AUFGABE
Wie ginge der unten folgende Textauszug über Konrad Lorenz und Ilona Jergers Sicht auf ihn weiter? Setze ihn im selben Ton nach seinem letzten Satz fort.

TEXTAUSZUG
________________________________________

Konrad Lorenz nutzte die Gunst der Zeit, in der sehr viele Wissenschaftler
Positionen erlangten, die Vertreibung und Flucht vakant gemacht hatten.
Ilona Jerger: „Zu behaupten, dass Lorenz nur wegen seiner Linientreue
dieses besondere Ordinariat bekommen hat, wäre falsch. Wahr ist, dass
Lorenz den Lehrstuhl ohne seine ideologischen Vorleistungen nicht bekommen
hätte.“ Sie urteilt und verurteilt.
Doch wie alle Sichtweisen ist ihre in romanhafter Verkleidung ausgebreitete
Lorenz-Biografie dem Zeitgeist unterworfen. Was manches Urteil verständlich
macht. Etwa bei der Kritik des Aggressionstriebs. Zu ihrem Verdikt zieht
sie das Sevilla Statement on Violence heran, das 20 Wissenschaftler
unterschiedlicher Fachrichtungen 1986 proklamiert hatten: Es gibt keinen
Aggressionstrieb. Kein angeborenes Böses.

________________________________________

DATENSATZ
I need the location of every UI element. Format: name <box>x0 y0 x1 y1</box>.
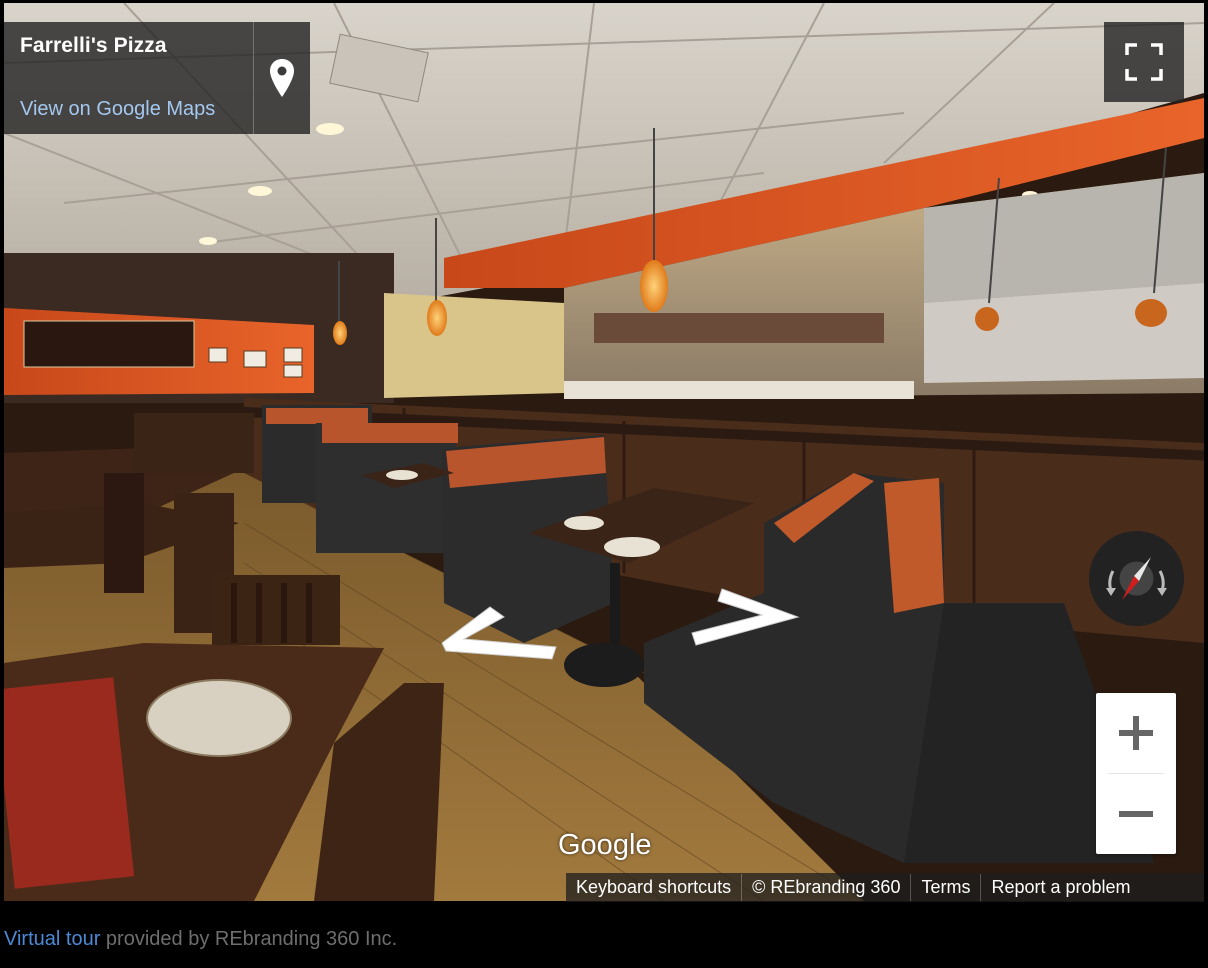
street-view-panorama[interactable]: Google <box>4 3 1204 901</box>
attribution-bar: Keyboard shortcuts © REbranding 360 Term… <box>566 873 1204 902</box>
nav-right-arrow[interactable] <box>688 587 808 649</box>
fullscreen-icon <box>1125 43 1163 81</box>
zoom-control <box>1096 693 1176 854</box>
terms-link[interactable]: Terms <box>911 877 980 898</box>
compass-icon <box>1106 557 1167 600</box>
place-info: Farrelli's Pizza View on Google Maps <box>4 22 253 134</box>
virtual-tour-link[interactable]: Virtual tour <box>4 928 100 950</box>
plus-icon <box>1119 716 1153 750</box>
zoom-in-button[interactable] <box>1096 693 1176 773</box>
copyright-text: © REbranding 360 <box>752 877 901 897</box>
provided-by-text: provided by REbranding 360 Inc. <box>100 928 398 950</box>
place-name: Farrelli's Pizza <box>20 34 167 57</box>
map-pin-button[interactable] <box>253 22 310 134</box>
tour-caption: Virtual tour provided by REbranding 360 … <box>4 928 397 951</box>
map-pin-icon <box>270 59 294 97</box>
fullscreen-button[interactable] <box>1104 22 1184 102</box>
keyboard-shortcuts-link[interactable]: Keyboard shortcuts <box>566 877 741 898</box>
compass-control[interactable] <box>1089 531 1184 626</box>
google-logo: Google <box>558 829 652 861</box>
minus-icon <box>1119 811 1153 817</box>
report-problem-link[interactable]: Report a problem <box>981 877 1140 898</box>
view-on-google-maps-link[interactable]: View on Google Maps <box>20 98 215 121</box>
nav-left-arrow[interactable] <box>434 603 564 663</box>
restaurant-interior-image <box>4 3 1204 901</box>
place-info-card: Farrelli's Pizza View on Google Maps <box>4 22 310 134</box>
zoom-out-button[interactable] <box>1096 774 1176 854</box>
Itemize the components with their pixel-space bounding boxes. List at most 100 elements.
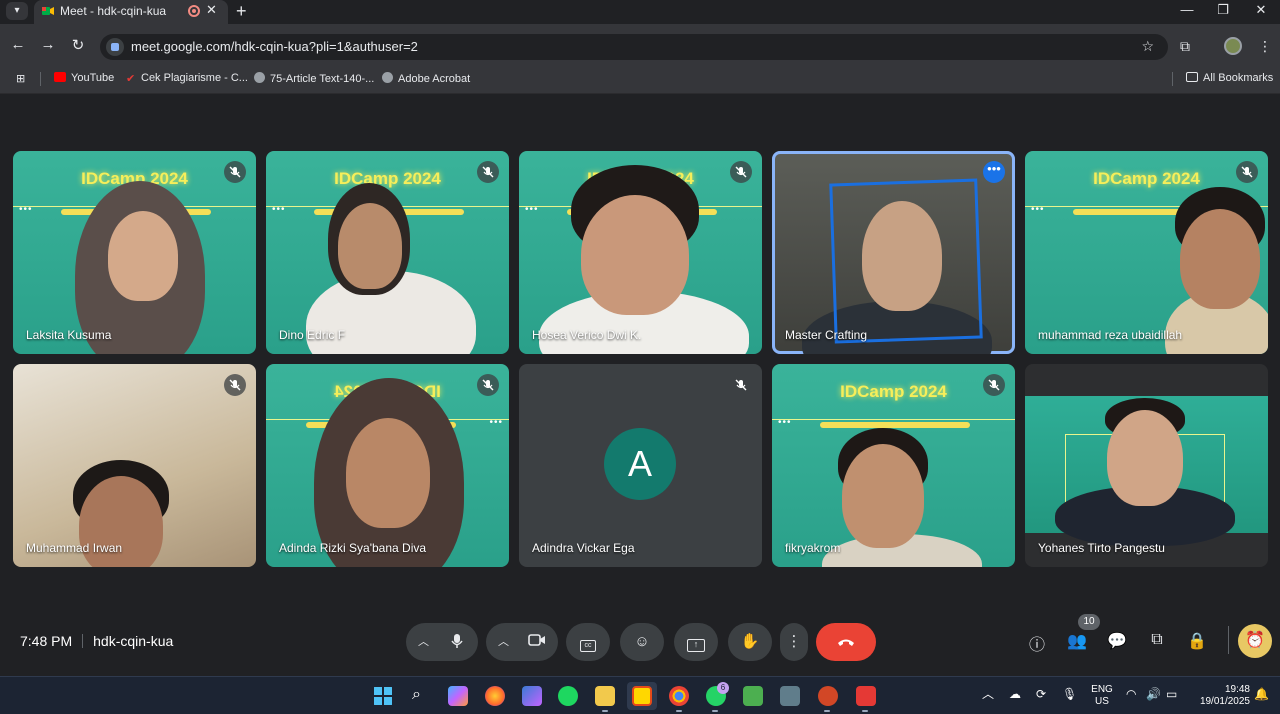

________________________________________

ERGEBNIS
Doch ist so ein Streit um Begriffe nicht Verkennung von Naturwissenschaft,
in der nicht nach Mehrheiten entschieden wird? Worum handelt es sich dann
bei der Aggression? Fällt sie vom Himmel? Wie sollen wir sie benennen? Man
denke an den Geschlechtstrieb. Gibt es diesen auch nicht? Welch bessere
Erklärung der Aggression liegt vor? Das bleibt offen.
Die Menschheit hielt sich ohnehin nicht an das Manifest von Sevilla. Zwar
ging das „Gleichgewicht des Schreckens“ zu Ende, denn die wirtschaftliche
Dominanz des Westens hatte die Sowjetunion in den Ruin und China auf
Reformkurs getrieben. Alles schien sich nun zum Guten zu wenden, als in
jenem legendären Jahr 1990 in Deutschland zusammenkam, was zusammengehörte.
Das „sogenannte Böse“ mochte auf dem Abfallhaufen der Geschichte landen.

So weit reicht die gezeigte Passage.